> Layout element entries

[Start]

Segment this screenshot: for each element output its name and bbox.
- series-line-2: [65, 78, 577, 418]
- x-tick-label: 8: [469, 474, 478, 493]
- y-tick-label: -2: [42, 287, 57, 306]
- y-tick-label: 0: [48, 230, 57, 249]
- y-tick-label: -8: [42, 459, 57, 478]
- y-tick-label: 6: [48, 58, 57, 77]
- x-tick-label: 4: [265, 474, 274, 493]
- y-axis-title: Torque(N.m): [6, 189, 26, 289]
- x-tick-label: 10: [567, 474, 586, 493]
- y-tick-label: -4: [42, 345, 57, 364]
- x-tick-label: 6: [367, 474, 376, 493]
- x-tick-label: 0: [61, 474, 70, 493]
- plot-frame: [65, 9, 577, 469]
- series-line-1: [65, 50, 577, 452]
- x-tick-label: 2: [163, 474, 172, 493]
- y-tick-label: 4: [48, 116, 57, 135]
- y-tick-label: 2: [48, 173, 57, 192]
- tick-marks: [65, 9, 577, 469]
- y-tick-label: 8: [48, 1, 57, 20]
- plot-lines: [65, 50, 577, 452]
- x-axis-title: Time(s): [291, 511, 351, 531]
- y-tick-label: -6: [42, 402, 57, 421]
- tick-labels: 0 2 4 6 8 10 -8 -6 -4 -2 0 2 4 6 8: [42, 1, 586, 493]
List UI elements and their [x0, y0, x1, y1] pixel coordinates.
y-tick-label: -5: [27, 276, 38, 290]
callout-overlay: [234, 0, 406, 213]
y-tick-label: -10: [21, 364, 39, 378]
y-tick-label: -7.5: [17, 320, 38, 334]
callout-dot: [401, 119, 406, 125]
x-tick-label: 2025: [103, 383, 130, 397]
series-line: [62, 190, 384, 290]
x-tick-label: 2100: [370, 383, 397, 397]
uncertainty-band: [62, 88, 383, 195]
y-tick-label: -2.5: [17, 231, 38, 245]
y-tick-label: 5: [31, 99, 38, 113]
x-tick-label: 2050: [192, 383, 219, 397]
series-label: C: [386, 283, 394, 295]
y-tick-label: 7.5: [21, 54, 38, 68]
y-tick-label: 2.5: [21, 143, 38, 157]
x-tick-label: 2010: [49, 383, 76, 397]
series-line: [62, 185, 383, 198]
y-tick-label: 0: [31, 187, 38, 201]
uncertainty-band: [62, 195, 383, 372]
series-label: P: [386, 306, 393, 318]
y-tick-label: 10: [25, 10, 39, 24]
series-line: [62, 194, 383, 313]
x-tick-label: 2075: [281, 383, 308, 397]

[End]

> Required task
Reproduce all of the data above, switching every occurrence of "x-tick-label" to "x-axis-tick" and leaving everything else unchanged.

> Exercise response
Segment this screenshot: for each element output its name and bbox.
- series-line-2: [65, 78, 577, 418]
- x-axis-tick: 8: [469, 474, 478, 493]
- y-tick-label: -2: [42, 287, 57, 306]
- y-tick-label: 0: [48, 230, 57, 249]
- y-tick-label: -8: [42, 459, 57, 478]
- y-tick-label: 6: [48, 58, 57, 77]
- x-axis-tick: 4: [265, 474, 274, 493]
- y-axis-title: Torque(N.m): [6, 189, 26, 289]
- x-axis-tick: 10: [567, 474, 586, 493]
- y-tick-label: -4: [42, 345, 57, 364]
- x-axis-tick: 6: [367, 474, 376, 493]
- x-axis-tick: 0: [61, 474, 70, 493]
- plot-frame: [65, 9, 577, 469]
- series-line-1: [65, 50, 577, 452]
- x-axis-tick: 2: [163, 474, 172, 493]
- y-tick-label: 4: [48, 116, 57, 135]
- y-tick-label: 2: [48, 173, 57, 192]
- tick-marks: [65, 9, 577, 469]
- y-tick-label: 8: [48, 1, 57, 20]
- plot-lines: [65, 50, 577, 452]
- x-axis-title: Time(s): [291, 511, 351, 531]
- y-tick-label: -6: [42, 402, 57, 421]
- tick-labels: 0 2 4 6 8 10 -8 -6 -4 -2 0 2 4 6 8: [42, 1, 586, 493]
List UI elements and their [x0, y0, x1, y1] pixel coordinates.
y-tick-label: -5: [27, 276, 38, 290]
callout-overlay: [234, 0, 406, 213]
y-tick-label: -10: [21, 364, 39, 378]
y-tick-label: -7.5: [17, 320, 38, 334]
callout-dot: [401, 119, 406, 125]
x-axis-tick: 2025: [103, 383, 130, 397]
series-line: [62, 190, 384, 290]
x-axis-tick: 2100: [370, 383, 397, 397]
uncertainty-band: [62, 88, 383, 195]
y-tick-label: -2.5: [17, 231, 38, 245]
y-tick-label: 5: [31, 99, 38, 113]
x-axis-tick: 2050: [192, 383, 219, 397]
series-label: C: [386, 283, 394, 295]
y-tick-label: 7.5: [21, 54, 38, 68]
y-tick-label: 2.5: [21, 143, 38, 157]
x-axis-tick: 2010: [49, 383, 76, 397]
series-line: [62, 185, 383, 198]
y-tick-label: 0: [31, 187, 38, 201]
uncertainty-band: [62, 195, 383, 372]
series-label: P: [386, 306, 393, 318]
y-tick-label: 10: [25, 10, 39, 24]
series-line: [62, 194, 383, 313]
x-axis-tick: 2075: [281, 383, 308, 397]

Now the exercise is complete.